> [DATASET RECORDS]:
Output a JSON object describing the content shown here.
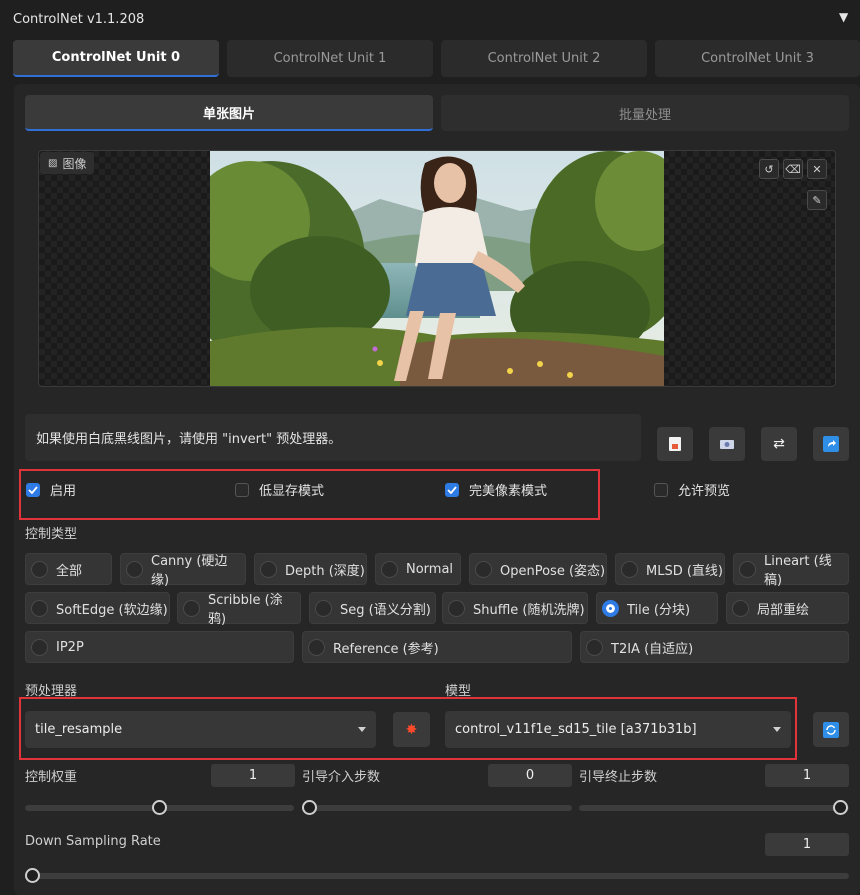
{
  "header": {
    "title": "ControlNet v1.1.208"
  },
  "unit_tabs": [
    "ControlNet Unit 0",
    "ControlNet Unit 1",
    "ControlNet Unit 2",
    "ControlNet Unit 3"
  ],
  "mode_tabs": [
    "单张图片",
    "批量处理"
  ],
  "image": {
    "label": "图像"
  },
  "info_text": "如果使用白底黑线图片，请使用 \"invert\" 预处理器。",
  "checkboxes": {
    "enable": {
      "label": "启用",
      "checked": true
    },
    "lowvram": {
      "label": "低显存模式",
      "checked": false
    },
    "pixel_perfect": {
      "label": "完美像素模式",
      "checked": true
    },
    "allow_preview": {
      "label": "允许预览",
      "checked": false
    }
  },
  "control_type": {
    "label": "控制类型",
    "options": [
      "全部",
      "Canny (硬边缘)",
      "Depth (深度)",
      "Normal",
      "OpenPose (姿态)",
      "MLSD (直线)",
      "Lineart (线稿)",
      "SoftEdge (软边缘)",
      "Scribble (涂鸦)",
      "Seg (语义分割)",
      "Shuffle (随机洗牌)",
      "Tile (分块)",
      "局部重绘",
      "IP2P",
      "Reference (参考)",
      "T2IA (自适应)"
    ],
    "selected": "Tile (分块)"
  },
  "preprocessor": {
    "label": "预处理器",
    "value": "tile_resample"
  },
  "model": {
    "label": "模型",
    "value": "control_v11f1e_sd15_tile [a371b31b]"
  },
  "sliders": {
    "weight": {
      "label": "控制权重",
      "value": "1"
    },
    "start": {
      "label": "引导介入步数",
      "value": "0"
    },
    "end": {
      "label": "引导终止步数",
      "value": "1"
    },
    "down_sampling": {
      "label": "Down Sampling Rate",
      "value": "1"
    }
  },
  "colors": {
    "accent": "#2f7be6",
    "highlight_border": "#e0343a"
  }
}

> [WHAT YOU WILL DO]:
Reproduce each entry verbatim, excluding any embedded images.

> [SOLUTION FOR THIS TASK]:
Output a JSON object describing the content shown here.
{
  "header": {
    "title": "ControlNet v1.1.208"
  },
  "unit_tabs": [
    "ControlNet Unit 0",
    "ControlNet Unit 1",
    "ControlNet Unit 2",
    "ControlNet Unit 3"
  ],
  "mode_tabs": [
    "单张图片",
    "批量处理"
  ],
  "image": {
    "label": "图像"
  },
  "info_text": "如果使用白底黑线图片，请使用 \"invert\" 预处理器。",
  "checkboxes": {
    "enable": {
      "label": "启用",
      "checked": true
    },
    "lowvram": {
      "label": "低显存模式",
      "checked": false
    },
    "pixel_perfect": {
      "label": "完美像素模式",
      "checked": true
    },
    "allow_preview": {
      "label": "允许预览",
      "checked": false
    }
  },
  "control_type": {
    "label": "控制类型",
    "options": [
      "全部",
      "Canny (硬边缘)",
      "Depth (深度)",
      "Normal",
      "OpenPose (姿态)",
      "MLSD (直线)",
      "Lineart (线稿)",
      "SoftEdge (软边缘)",
      "Scribble (涂鸦)",
      "Seg (语义分割)",
      "Shuffle (随机洗牌)",
      "Tile (分块)",
      "局部重绘",
      "IP2P",
      "Reference (参考)",
      "T2IA (自适应)"
    ],
    "selected": "Tile (分块)"
  },
  "preprocessor": {
    "label": "预处理器",
    "value": "tile_resample"
  },
  "model": {
    "label": "模型",
    "value": "control_v11f1e_sd15_tile [a371b31b]"
  },
  "sliders": {
    "weight": {
      "label": "控制权重",
      "value": "1"
    },
    "start": {
      "label": "引导介入步数",
      "value": "0"
    },
    "end": {
      "label": "引导终止步数",
      "value": "1"
    },
    "down_sampling": {
      "label": "Down Sampling Rate",
      "value": "1"
    }
  },
  "colors": {
    "accent": "#2f7be6",
    "highlight_border": "#e0343a"
  }
}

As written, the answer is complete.